EXERCISE REQUIREMENTS ::
Render every entry verbatim.

------------------------------

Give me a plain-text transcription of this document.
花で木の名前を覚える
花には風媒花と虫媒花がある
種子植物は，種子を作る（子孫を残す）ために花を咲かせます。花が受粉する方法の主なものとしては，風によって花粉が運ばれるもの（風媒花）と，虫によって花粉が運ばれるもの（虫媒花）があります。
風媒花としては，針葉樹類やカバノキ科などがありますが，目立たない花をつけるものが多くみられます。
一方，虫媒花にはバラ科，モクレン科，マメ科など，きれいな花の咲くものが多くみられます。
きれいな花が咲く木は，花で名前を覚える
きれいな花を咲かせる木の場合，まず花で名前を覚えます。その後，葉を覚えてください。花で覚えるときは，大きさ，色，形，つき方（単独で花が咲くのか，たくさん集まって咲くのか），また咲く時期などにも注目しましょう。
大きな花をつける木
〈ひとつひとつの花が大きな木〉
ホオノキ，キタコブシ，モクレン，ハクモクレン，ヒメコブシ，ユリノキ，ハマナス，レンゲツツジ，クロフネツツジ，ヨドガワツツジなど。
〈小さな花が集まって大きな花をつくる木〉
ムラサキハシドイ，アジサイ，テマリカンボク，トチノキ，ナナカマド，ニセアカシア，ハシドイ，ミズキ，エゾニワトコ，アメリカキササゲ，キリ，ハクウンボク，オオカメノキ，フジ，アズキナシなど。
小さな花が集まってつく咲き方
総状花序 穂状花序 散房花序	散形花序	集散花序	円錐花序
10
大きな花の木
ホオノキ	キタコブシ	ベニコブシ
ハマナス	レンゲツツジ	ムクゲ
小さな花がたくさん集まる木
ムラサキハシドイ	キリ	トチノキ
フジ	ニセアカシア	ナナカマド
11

------------------------------

THE SOLUTION ::
Give me a plain-text transcription of this document.
花で木の名前を覚える
花には風媒花と虫媒花がある
種子植物は，種子を作る（子孫を残す）ために花を咲かせます。花が受粉する方法の主なものとしては，風によって花粉が運ばれるもの（風媒花）と，虫によって花粉が運ばれるもの（虫媒花）があります。
風媒花としては，針葉樹類やカバノキ科などがありますが，目立たない花をつけるものが多くみられます。
一方，虫媒花にはバラ科，モクレン科，マメ科など，きれいな花の咲くものが多くみられます。
きれいな花が咲く木は，花で名前を覚える
きれいな花を咲かせる木の場合，まず花で名前を覚えます。その後，葉を覚えてください。花で覚えるときは，大きさ，色，形，つき方（単独で花が咲くのか，たくさん集まって咲くのか），また咲く時期などにも注目しましょう。
大きな花をつける木
〈ひとつひとつの花が大きな木〉
ホオノキ，キタコブシ，モクレン，ハクモクレン，ヒメコブシ，ユリノキ，ハマナス，レンゲツツジ，クロフネツツジ，ヨドガワツツジなど。
〈小さな花が集まって大きな花をつくる木〉
ムラサキハシドイ，アジサイ，テマリカンボク，トチノキ，ナナカマド，ニセアカシア，ハシドイ，ミズキ，エゾニワトコ，アメリカキササゲ，キリ，ハクウンボク，オオカメノキ，フジ，アズキナシなど。
小さな花が集まってつく咲き方
総状花序 穂状花序 散房花序	散形花序	集散花序	円錐花序
10
大きな花の木
ホオノキ	キタコブシ	ベニコブシ
ハマナス	レンゲツツジ	ムクゲ
小さな花がたくさん集まる木
ムラサキハシドイ	キリ	トチノキ
フジ	ニセアカシア	ナナカマド
11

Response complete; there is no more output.